• **Short exercise**
Copy out all lines where "object" appears.

(Dataset rows about figures)
--*--
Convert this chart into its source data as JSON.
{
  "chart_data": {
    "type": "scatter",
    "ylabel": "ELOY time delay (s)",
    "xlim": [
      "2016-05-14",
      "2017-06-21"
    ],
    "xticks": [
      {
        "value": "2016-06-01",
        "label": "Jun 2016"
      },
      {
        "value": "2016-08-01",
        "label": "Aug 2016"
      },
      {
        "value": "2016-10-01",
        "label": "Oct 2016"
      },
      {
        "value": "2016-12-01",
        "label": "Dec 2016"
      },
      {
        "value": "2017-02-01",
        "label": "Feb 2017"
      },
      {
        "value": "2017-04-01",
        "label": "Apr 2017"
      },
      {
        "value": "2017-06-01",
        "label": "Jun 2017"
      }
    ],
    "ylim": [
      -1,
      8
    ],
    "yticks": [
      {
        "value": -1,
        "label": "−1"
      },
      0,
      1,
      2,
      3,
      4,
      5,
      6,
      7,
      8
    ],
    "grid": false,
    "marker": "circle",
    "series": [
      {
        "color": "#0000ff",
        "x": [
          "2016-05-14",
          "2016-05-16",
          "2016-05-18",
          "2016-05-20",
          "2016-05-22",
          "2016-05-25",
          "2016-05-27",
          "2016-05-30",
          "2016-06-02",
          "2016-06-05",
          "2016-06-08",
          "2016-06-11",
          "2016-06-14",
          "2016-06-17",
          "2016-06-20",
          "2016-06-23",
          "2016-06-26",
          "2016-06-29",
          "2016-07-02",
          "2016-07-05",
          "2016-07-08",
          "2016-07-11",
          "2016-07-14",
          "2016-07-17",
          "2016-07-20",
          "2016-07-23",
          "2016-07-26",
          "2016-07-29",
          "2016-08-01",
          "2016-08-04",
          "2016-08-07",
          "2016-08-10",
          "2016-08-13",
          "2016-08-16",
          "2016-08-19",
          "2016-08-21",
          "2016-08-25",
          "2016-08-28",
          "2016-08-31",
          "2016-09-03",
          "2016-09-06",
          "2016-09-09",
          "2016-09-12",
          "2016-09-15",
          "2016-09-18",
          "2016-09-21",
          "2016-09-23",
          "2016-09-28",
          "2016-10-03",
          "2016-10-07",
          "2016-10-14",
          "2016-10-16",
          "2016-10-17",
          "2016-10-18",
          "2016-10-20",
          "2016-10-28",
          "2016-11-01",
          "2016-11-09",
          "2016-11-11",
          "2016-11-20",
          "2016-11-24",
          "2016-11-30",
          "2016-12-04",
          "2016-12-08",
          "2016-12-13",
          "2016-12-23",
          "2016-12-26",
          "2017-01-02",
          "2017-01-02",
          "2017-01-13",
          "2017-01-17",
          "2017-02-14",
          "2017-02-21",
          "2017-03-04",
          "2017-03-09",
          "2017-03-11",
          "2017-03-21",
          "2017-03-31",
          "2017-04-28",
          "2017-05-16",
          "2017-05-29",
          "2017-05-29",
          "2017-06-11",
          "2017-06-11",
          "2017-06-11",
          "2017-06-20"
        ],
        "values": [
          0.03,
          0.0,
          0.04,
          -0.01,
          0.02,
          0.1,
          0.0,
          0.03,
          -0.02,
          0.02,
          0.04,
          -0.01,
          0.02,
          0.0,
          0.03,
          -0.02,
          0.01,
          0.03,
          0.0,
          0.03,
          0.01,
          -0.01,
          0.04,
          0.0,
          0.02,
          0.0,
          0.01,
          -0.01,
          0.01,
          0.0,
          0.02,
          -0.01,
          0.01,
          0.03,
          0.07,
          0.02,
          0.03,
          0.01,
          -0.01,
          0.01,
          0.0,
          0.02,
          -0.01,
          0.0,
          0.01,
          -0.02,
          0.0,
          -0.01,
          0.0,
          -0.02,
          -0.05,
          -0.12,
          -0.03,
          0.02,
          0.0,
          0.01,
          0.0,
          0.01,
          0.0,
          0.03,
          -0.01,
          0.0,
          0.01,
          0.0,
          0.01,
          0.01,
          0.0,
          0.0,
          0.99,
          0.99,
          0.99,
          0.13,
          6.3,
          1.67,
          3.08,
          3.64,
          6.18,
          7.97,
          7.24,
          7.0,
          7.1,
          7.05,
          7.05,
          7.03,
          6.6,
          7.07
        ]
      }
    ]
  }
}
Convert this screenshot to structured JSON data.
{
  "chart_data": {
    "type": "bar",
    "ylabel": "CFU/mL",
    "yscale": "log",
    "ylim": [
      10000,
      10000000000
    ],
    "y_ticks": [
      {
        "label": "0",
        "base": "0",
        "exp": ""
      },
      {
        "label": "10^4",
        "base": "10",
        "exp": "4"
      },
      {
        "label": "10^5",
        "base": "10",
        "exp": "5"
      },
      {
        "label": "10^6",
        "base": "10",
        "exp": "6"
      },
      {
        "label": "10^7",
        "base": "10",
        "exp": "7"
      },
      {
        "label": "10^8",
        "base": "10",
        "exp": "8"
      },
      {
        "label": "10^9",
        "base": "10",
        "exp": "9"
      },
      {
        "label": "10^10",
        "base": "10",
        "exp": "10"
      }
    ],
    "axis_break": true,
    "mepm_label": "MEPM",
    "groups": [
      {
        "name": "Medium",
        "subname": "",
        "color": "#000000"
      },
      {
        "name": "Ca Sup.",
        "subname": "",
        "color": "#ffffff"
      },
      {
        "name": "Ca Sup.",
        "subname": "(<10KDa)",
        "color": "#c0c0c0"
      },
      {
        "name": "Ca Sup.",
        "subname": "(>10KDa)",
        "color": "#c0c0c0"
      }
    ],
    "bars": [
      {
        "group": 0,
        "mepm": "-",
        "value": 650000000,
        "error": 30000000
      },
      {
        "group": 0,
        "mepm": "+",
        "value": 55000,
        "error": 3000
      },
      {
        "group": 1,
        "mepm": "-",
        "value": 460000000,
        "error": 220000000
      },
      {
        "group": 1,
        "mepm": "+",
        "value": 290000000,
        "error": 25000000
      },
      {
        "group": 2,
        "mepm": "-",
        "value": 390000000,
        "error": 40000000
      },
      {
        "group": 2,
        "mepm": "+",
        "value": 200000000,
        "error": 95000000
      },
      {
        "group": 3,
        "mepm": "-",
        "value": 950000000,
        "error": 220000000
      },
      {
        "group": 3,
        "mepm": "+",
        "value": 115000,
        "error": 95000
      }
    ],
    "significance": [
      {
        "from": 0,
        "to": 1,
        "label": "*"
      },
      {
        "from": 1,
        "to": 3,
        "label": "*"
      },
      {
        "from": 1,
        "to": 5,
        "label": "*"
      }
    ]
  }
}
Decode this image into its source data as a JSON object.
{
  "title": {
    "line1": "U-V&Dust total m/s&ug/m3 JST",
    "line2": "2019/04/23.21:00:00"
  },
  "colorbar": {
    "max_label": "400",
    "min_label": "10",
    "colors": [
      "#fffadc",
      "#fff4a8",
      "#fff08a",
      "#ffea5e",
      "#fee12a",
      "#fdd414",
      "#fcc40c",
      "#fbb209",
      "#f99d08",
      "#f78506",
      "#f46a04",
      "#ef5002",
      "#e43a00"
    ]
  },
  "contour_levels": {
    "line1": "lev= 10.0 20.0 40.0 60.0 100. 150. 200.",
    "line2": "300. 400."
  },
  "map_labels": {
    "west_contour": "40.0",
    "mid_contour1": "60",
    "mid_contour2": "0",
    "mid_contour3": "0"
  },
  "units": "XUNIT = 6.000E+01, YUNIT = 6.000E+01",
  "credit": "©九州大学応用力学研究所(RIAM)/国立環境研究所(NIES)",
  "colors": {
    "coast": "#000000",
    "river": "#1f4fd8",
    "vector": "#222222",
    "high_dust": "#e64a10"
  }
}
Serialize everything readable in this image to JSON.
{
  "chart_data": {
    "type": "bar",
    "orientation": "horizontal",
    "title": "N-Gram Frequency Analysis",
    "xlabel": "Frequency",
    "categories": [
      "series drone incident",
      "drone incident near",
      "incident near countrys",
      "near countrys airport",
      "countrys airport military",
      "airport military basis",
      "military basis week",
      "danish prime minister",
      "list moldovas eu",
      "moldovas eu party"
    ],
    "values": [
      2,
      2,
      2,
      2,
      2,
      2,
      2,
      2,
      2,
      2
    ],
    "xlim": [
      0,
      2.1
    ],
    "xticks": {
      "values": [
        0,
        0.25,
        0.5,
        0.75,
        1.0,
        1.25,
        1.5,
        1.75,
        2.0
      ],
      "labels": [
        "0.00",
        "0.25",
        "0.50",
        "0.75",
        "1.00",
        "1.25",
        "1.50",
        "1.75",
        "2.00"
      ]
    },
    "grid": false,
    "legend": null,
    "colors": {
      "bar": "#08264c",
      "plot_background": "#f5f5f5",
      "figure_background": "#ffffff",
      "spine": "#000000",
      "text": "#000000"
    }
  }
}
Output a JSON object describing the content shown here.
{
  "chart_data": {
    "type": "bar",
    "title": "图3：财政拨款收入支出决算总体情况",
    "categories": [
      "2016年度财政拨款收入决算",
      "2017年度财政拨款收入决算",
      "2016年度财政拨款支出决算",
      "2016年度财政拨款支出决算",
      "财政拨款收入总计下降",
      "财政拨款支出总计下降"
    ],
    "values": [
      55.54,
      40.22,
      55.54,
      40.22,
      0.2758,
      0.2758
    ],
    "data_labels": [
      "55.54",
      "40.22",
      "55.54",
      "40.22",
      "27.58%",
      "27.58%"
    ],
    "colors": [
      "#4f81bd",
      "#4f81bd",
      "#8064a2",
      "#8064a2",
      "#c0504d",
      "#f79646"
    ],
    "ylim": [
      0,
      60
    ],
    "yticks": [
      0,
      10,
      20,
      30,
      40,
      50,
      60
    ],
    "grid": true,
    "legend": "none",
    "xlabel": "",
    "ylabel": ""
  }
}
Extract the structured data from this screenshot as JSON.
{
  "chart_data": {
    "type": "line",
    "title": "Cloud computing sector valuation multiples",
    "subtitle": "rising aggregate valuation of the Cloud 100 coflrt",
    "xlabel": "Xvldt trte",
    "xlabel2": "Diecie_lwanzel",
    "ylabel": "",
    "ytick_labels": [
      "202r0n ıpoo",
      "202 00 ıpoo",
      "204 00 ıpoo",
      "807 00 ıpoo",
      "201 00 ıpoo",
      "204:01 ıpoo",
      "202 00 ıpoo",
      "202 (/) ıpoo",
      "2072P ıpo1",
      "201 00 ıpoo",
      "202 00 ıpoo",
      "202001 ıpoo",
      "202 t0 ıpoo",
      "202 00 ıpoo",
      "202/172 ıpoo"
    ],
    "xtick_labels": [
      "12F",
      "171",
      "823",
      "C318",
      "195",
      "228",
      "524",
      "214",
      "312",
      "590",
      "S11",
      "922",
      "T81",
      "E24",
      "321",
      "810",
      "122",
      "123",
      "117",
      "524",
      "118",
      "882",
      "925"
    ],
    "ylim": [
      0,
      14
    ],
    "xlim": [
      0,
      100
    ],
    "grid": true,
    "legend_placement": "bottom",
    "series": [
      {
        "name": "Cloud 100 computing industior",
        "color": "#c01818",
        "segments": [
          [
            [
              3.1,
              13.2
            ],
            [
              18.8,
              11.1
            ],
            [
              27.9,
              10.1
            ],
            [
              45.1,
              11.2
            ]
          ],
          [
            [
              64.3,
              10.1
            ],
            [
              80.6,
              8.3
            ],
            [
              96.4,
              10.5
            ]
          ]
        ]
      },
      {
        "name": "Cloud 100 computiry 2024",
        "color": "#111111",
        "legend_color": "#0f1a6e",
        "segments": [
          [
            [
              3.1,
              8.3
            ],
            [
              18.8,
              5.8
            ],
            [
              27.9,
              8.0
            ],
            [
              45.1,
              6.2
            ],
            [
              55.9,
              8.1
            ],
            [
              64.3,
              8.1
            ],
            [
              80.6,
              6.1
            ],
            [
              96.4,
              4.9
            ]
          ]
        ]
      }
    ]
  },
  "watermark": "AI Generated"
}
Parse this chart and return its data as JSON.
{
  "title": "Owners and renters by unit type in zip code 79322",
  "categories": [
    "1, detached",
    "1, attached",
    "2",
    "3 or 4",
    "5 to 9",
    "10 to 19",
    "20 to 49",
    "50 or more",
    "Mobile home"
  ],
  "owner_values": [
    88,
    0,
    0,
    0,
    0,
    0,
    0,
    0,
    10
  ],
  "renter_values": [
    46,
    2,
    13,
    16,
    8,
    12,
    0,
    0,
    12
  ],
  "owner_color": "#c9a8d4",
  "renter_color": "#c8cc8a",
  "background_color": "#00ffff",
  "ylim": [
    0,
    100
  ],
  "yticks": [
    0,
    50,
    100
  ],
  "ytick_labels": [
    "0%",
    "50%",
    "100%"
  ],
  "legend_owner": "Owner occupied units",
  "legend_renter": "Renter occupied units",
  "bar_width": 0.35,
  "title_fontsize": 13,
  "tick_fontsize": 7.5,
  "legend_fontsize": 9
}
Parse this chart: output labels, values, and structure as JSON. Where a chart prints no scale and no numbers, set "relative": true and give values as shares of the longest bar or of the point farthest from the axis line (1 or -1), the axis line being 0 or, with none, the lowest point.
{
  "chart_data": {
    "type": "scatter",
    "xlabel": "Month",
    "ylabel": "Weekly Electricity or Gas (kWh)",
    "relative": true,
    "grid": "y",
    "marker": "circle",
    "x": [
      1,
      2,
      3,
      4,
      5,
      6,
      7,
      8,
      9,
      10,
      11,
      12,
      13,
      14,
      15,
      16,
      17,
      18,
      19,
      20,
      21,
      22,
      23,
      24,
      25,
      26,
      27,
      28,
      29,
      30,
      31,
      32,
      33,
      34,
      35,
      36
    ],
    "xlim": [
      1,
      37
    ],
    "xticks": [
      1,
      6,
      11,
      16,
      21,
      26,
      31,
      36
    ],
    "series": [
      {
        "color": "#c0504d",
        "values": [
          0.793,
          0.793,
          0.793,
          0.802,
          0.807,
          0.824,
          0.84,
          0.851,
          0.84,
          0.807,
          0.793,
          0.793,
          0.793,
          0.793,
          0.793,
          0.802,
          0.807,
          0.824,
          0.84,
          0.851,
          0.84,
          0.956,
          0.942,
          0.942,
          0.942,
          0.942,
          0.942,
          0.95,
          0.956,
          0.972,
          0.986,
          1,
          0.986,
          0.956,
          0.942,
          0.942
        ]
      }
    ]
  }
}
--*--
• **Response to the exercise**
Decode this image into its source data as a JSON object.
Output a JSON object describing the content shown here.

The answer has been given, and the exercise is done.